------ RECORDS FOR THE EXERCISE
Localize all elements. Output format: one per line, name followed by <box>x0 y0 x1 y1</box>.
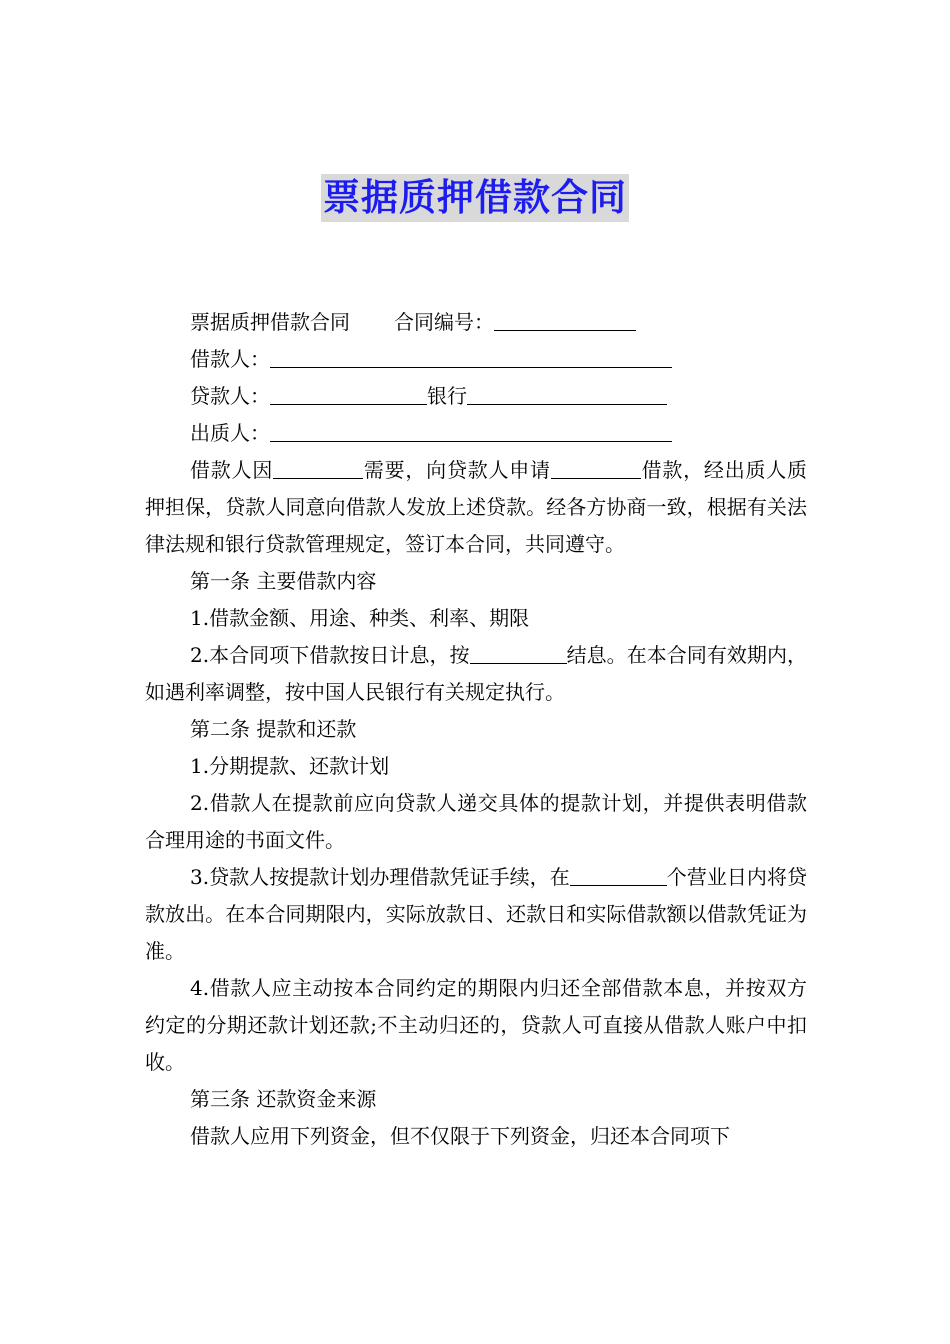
intro-part-3: 借款，经出质人质押担保，贷款人同意向借款人发放上述贷款。经各方协商一致，根据有关法律法规和银行贷款管理规定，签订本合同，共同遵守。 <box>145 458 808 556</box>
article1-item1: 1.借款金额、用途、种类、利率、期限 <box>190 606 530 630</box>
article1-item2-part-a: 2.本合同项下借款按日计息，按 <box>190 643 470 667</box>
lender-label: 贷款人： <box>190 384 270 408</box>
business-days-blank <box>570 863 667 886</box>
article1-item2-part-b: 结息。在本合同有效期内，如遇利率调整，按中国人民银行有关规定执行。 <box>145 643 807 704</box>
intro-part-1: 借款人因 <box>190 458 274 482</box>
borrower-blank <box>270 345 672 368</box>
article2-item3 <box>145 859 807 970</box>
header-line <box>145 304 807 341</box>
title-area <box>0 174 950 222</box>
contract-body <box>145 304 807 1155</box>
article3-heading: 第三条 还款资金来源 <box>190 1087 377 1111</box>
article2-item3-part-b: 个营业日内将贷款放出。在本合同期限内，实际放款日、还款日和实际借款额以借款凭证为准。 <box>145 865 807 963</box>
borrower-label: 借款人： <box>190 347 270 371</box>
amount-blank <box>551 456 641 479</box>
intro-part-2: 需要，向贷款人申请 <box>363 458 551 482</box>
article2-item1: 1.分期提款、还款计划 <box>190 754 390 778</box>
lender-blank <box>270 382 427 405</box>
lender-bank-label: 银行 <box>427 384 467 408</box>
article1-heading: 第一条 主要借款内容 <box>190 569 377 593</box>
contract-name: 票据质押借款合同 <box>190 310 350 334</box>
article2-heading: 第二条 提款和还款 <box>190 717 357 741</box>
article2-item2: 2.借款人在提款前应向贷款人递交具体的提款计划，并提供表明借款合理用途的书面文件。 <box>145 791 807 852</box>
document-title: 票据质押借款合同 <box>321 174 629 222</box>
article2-item4: 4.借款人应主动按本合同约定的期限内归还全部借款本息，并按双方约定的分期还款计划还款;不主动归还的，贷款人可直接从借款人账户中扣收。 <box>145 976 807 1074</box>
pledgor-blank <box>270 419 672 442</box>
settlement-blank <box>470 641 567 664</box>
contract-no-blank <box>494 308 636 331</box>
lender-line <box>145 378 807 415</box>
borrower-line <box>145 341 807 378</box>
contract-no-label: 合同编号： <box>394 310 494 334</box>
pledgor-line <box>145 415 807 452</box>
article1-item2 <box>145 637 807 711</box>
intro-paragraph <box>145 452 807 563</box>
article2-item3-part-a: 3.贷款人按提款计划办理借款凭证手续，在 <box>190 865 570 889</box>
pledgor-label: 出质人： <box>190 421 270 445</box>
article3-text: 借款人应用下列资金，但不仅限于下列资金，归还本合同项下 <box>190 1124 730 1148</box>
purpose-blank <box>273 456 363 479</box>
bank-blank <box>467 382 667 405</box>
------------
=== WHAT IS ASKED ===
Write out the lines of the listing verbatim, from the line containing "458 808 556</box>" through the line containing "business-days-blank <box>570 863", including both of those lines.

=== EXERCISE SOLUTION ===
intro-part-3: 借款，经出质人质押担保，贷款人同意向借款人发放上述贷款。经各方协商一致，根据有关法律法规和银行贷款管理规定，签订本合同，共同遵守。 <box>145 458 808 556</box>
article1-item1: 1.借款金额、用途、种类、利率、期限 <box>190 606 530 630</box>
article1-item2-part-a: 2.本合同项下借款按日计息，按 <box>190 643 470 667</box>
lender-label: 贷款人： <box>190 384 270 408</box>
business-days-blank <box>570 863 667 886</box>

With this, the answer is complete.